Given request:
Repeat the lines that follow, leaving nothing out.

### Entries ###

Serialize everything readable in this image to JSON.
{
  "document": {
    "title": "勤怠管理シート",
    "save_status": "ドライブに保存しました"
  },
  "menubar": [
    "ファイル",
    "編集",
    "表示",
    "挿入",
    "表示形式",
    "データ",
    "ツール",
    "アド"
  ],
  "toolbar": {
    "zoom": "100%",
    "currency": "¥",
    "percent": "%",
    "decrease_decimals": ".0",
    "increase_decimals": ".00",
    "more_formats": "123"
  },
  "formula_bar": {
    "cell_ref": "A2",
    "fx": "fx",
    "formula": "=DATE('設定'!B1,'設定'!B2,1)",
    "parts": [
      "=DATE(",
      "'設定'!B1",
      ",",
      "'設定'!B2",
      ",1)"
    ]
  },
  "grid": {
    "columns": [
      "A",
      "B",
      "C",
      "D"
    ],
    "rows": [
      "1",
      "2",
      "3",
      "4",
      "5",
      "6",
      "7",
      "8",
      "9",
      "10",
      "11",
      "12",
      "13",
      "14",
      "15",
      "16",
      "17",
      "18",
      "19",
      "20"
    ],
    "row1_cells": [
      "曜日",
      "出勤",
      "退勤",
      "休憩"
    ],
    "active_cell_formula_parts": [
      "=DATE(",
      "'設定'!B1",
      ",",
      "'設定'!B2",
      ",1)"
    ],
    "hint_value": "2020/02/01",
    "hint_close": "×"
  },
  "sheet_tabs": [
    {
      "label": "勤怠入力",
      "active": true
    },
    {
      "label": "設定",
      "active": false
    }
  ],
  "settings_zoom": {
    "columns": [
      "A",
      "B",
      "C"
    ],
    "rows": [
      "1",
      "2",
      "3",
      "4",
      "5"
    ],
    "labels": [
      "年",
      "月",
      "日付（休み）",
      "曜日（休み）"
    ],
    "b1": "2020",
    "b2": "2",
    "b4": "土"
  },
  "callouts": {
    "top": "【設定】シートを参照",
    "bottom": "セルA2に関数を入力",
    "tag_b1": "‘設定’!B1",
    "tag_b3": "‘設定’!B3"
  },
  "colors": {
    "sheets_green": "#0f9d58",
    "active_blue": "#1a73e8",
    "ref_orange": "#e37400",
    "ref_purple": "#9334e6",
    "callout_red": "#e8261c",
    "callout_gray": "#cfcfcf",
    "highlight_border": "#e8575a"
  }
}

###

Complete response:
Serialize everything readable in this image to JSON.
{
  "document": {
    "title": "勤怠管理シート",
    "save_status": "ドライブに保存しました"
  },
  "menubar": [
    "ファイル",
    "編集",
    "表示",
    "挿入",
    "表示形式",
    "データ",
    "ツール",
    "アド"
  ],
  "toolbar": {
    "zoom": "100%",
    "currency": "¥",
    "percent": "%",
    "decrease_decimals": ".0",
    "increase_decimals": ".00",
    "more_formats": "123"
  },
  "formula_bar": {
    "cell_ref": "A2",
    "fx": "fx",
    "formula": "=DATE('設定'!B1,'設定'!B2,1)",
    "parts": [
      "=DATE(",
      "'設定'!B1",
      ",",
      "'設定'!B2",
      ",1)"
    ]
  },
  "grid": {
    "columns": [
      "A",
      "B",
      "C",
      "D"
    ],
    "rows": [
      "1",
      "2",
      "3",
      "4",
      "5",
      "6",
      "7",
      "8",
      "9",
      "10",
      "11",
      "12",
      "13",
      "14",
      "15",
      "16",
      "17",
      "18",
      "19",
      "20"
    ],
    "row1_cells": [
      "曜日",
      "出勤",
      "退勤",
      "休憩"
    ],
    "active_cell_formula_parts": [
      "=DATE(",
      "'設定'!B1",
      ",",
      "'設定'!B2",
      ",1)"
    ],
    "hint_value": "2020/02/01",
    "hint_close": "×"
  },
  "sheet_tabs": [
    {
      "label": "勤怠入力",
      "active": true
    },
    {
      "label": "設定",
      "active": false
    }
  ],
  "settings_zoom": {
    "columns": [
      "A",
      "B",
      "C"
    ],
    "rows": [
      "1",
      "2",
      "3",
      "4",
      "5"
    ],
    "labels": [
      "年",
      "月",
      "日付（休み）",
      "曜日（休み）"
    ],
    "b1": "2020",
    "b2": "2",
    "b4": "土"
  },
  "callouts": {
    "top": "【設定】シートを参照",
    "bottom": "セルA2に関数を入力",
    "tag_b1": "‘設定’!B1",
    "tag_b3": "‘設定’!B3"
  },
  "colors": {
    "sheets_green": "#0f9d58",
    "active_blue": "#1a73e8",
    "ref_orange": "#e37400",
    "ref_purple": "#9334e6",
    "callout_red": "#e8261c",
    "callout_gray": "#cfcfcf",
    "highlight_border": "#e8575a"
  }
}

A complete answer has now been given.